*** Opening of Data supplied ***
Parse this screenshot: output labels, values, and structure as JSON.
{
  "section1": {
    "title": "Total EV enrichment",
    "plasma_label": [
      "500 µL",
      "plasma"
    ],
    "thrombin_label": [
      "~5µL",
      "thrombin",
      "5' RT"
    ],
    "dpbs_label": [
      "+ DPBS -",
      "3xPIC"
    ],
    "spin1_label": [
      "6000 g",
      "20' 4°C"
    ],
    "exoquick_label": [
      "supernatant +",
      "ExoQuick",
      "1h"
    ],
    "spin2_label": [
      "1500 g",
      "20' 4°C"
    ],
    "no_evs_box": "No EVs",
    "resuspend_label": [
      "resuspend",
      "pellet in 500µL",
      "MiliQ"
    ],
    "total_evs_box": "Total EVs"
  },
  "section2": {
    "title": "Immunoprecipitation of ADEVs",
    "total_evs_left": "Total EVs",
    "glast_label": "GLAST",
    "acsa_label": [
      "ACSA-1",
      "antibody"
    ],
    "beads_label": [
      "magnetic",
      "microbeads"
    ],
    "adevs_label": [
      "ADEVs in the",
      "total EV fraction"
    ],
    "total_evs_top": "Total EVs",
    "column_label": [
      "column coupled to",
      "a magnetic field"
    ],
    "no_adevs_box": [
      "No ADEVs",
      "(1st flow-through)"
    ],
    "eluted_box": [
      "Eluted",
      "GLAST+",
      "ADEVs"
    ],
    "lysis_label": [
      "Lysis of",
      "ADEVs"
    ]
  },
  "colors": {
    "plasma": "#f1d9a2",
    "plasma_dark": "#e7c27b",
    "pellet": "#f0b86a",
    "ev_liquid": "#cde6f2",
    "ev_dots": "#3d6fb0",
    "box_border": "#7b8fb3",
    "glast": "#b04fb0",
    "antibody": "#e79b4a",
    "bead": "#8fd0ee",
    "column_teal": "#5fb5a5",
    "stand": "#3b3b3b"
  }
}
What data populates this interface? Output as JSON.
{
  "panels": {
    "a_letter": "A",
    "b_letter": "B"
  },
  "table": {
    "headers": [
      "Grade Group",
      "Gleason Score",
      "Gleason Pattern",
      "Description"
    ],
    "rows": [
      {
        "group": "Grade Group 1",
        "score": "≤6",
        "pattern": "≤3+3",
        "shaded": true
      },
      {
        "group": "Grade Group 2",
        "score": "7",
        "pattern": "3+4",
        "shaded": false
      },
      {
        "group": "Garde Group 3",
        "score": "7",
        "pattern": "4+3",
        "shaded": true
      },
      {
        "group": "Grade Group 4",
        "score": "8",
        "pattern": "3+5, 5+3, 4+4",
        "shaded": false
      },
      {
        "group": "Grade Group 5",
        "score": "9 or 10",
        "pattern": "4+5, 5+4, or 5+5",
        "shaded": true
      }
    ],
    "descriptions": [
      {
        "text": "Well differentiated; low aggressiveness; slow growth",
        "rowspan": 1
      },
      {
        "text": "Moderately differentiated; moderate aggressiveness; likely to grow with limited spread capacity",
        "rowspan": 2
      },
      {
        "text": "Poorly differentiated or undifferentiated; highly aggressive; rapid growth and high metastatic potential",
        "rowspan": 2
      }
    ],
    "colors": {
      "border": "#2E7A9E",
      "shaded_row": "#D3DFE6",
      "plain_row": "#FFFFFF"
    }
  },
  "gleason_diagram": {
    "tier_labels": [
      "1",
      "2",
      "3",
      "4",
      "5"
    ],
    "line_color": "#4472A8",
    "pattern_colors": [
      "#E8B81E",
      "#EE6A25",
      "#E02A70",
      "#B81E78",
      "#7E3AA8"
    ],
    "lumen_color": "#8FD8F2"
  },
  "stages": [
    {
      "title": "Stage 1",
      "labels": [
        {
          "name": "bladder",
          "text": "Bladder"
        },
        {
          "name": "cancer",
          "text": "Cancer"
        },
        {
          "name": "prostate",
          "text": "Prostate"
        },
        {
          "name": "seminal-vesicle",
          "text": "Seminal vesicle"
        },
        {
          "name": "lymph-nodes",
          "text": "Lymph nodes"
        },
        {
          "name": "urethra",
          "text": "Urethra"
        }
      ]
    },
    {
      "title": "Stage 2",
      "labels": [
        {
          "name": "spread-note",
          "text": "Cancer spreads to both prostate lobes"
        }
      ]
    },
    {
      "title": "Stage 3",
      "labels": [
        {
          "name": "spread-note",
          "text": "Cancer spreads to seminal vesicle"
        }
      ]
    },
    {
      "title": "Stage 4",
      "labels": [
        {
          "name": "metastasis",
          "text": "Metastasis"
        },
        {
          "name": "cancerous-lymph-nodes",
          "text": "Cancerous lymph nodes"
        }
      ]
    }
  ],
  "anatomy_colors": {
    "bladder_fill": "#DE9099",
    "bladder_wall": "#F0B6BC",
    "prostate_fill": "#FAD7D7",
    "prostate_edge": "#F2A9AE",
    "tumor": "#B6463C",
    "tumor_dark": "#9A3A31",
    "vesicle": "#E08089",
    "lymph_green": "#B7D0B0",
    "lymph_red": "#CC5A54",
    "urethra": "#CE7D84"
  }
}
*** Close of Data supplied ***
▶ _What the exercise asks_
Print all the data exactly as shown above.

▶ _Exercise solution_
Parse this screenshot: output labels, values, and structure as JSON.
{
  "section1": {
    "title": "Total EV enrichment",
    "plasma_label": [
      "500 µL",
      "plasma"
    ],
    "thrombin_label": [
      "~5µL",
      "thrombin",
      "5' RT"
    ],
    "dpbs_label": [
      "+ DPBS -",
      "3xPIC"
    ],
    "spin1_label": [
      "6000 g",
      "20' 4°C"
    ],
    "exoquick_label": [
      "supernatant +",
      "ExoQuick",
      "1h"
    ],
    "spin2_label": [
      "1500 g",
      "20' 4°C"
    ],
    "no_evs_box": "No EVs",
    "resuspend_label": [
      "resuspend",
      "pellet in 500µL",
      "MiliQ"
    ],
    "total_evs_box": "Total EVs"
  },
  "section2": {
    "title": "Immunoprecipitation of ADEVs",
    "total_evs_left": "Total EVs",
    "glast_label": "GLAST",
    "acsa_label": [
      "ACSA-1",
      "antibody"
    ],
    "beads_label": [
      "magnetic",
      "microbeads"
    ],
    "adevs_label": [
      "ADEVs in the",
      "total EV fraction"
    ],
    "total_evs_top": "Total EVs",
    "column_label": [
      "column coupled to",
      "a magnetic field"
    ],
    "no_adevs_box": [
      "No ADEVs",
      "(1st flow-through)"
    ],
    "eluted_box": [
      "Eluted",
      "GLAST+",
      "ADEVs"
    ],
    "lysis_label": [
      "Lysis of",
      "ADEVs"
    ]
  },
  "colors": {
    "plasma": "#f1d9a2",
    "plasma_dark": "#e7c27b",
    "pellet": "#f0b86a",
    "ev_liquid": "#cde6f2",
    "ev_dots": "#3d6fb0",
    "box_border": "#7b8fb3",
    "glast": "#b04fb0",
    "antibody": "#e79b4a",
    "bead": "#8fd0ee",
    "column_teal": "#5fb5a5",
    "stand": "#3b3b3b"
  }
}
What data populates this interface? Output as JSON.
{
  "panels": {
    "a_letter": "A",
    "b_letter": "B"
  },
  "table": {
    "headers": [
      "Grade Group",
      "Gleason Score",
      "Gleason Pattern",
      "Description"
    ],
    "rows": [
      {
        "group": "Grade Group 1",
        "score": "≤6",
        "pattern": "≤3+3",
        "shaded": true
      },
      {
        "group": "Grade Group 2",
        "score": "7",
        "pattern": "3+4",
        "shaded": false
      },
      {
        "group": "Garde Group 3",
        "score": "7",
        "pattern": "4+3",
        "shaded": true
      },
      {
        "group": "Grade Group 4",
        "score": "8",
        "pattern": "3+5, 5+3, 4+4",
        "shaded": false
      },
      {
        "group": "Grade Group 5",
        "score": "9 or 10",
        "pattern": "4+5, 5+4, or 5+5",
        "shaded": true
      }
    ],
    "descriptions": [
      {
        "text": "Well differentiated; low aggressiveness; slow growth",
        "rowspan": 1
      },
      {
        "text": "Moderately differentiated; moderate aggressiveness; likely to grow with limited spread capacity",
        "rowspan": 2
      },
      {
        "text": "Poorly differentiated or undifferentiated; highly aggressive; rapid growth and high metastatic potential",
        "rowspan": 2
      }
    ],
    "colors": {
      "border": "#2E7A9E",
      "shaded_row": "#D3DFE6",
      "plain_row": "#FFFFFF"
    }
  },
  "gleason_diagram": {
    "tier_labels": [
      "1",
      "2",
      "3",
      "4",
      "5"
    ],
    "line_color": "#4472A8",
    "pattern_colors": [
      "#E8B81E",
      "#EE6A25",
      "#E02A70",
      "#B81E78",
      "#7E3AA8"
    ],
    "lumen_color": "#8FD8F2"
  },
  "stages": [
    {
      "title": "Stage 1",
      "labels": [
        {
          "name": "bladder",
          "text": "Bladder"
        },
        {
          "name": "cancer",
          "text": "Cancer"
        },
        {
          "name": "prostate",
          "text": "Prostate"
        },
        {
          "name": "seminal-vesicle",
          "text": "Seminal vesicle"
        },
        {
          "name": "lymph-nodes",
          "text": "Lymph nodes"
        },
        {
          "name": "urethra",
          "text": "Urethra"
        }
      ]
    },
    {
      "title": "Stage 2",
      "labels": [
        {
          "name": "spread-note",
          "text": "Cancer spreads to both prostate lobes"
        }
      ]
    },
    {
      "title": "Stage 3",
      "labels": [
        {
          "name": "spread-note",
          "text": "Cancer spreads to seminal vesicle"
        }
      ]
    },
    {
      "title": "Stage 4",
      "labels": [
        {
          "name": "metastasis",
          "text": "Metastasis"
        },
        {
          "name": "cancerous-lymph-nodes",
          "text": "Cancerous lymph nodes"
        }
      ]
    }
  ],
  "anatomy_colors": {
    "bladder_fill": "#DE9099",
    "bladder_wall": "#F0B6BC",
    "prostate_fill": "#FAD7D7",
    "prostate_edge": "#F2A9AE",
    "tumor": "#B6463C",
    "tumor_dark": "#9A3A31",
    "vesicle": "#E08089",
    "lymph_green": "#B7D0B0",
    "lymph_red": "#CC5A54",
    "urethra": "#CE7D84"
  }
}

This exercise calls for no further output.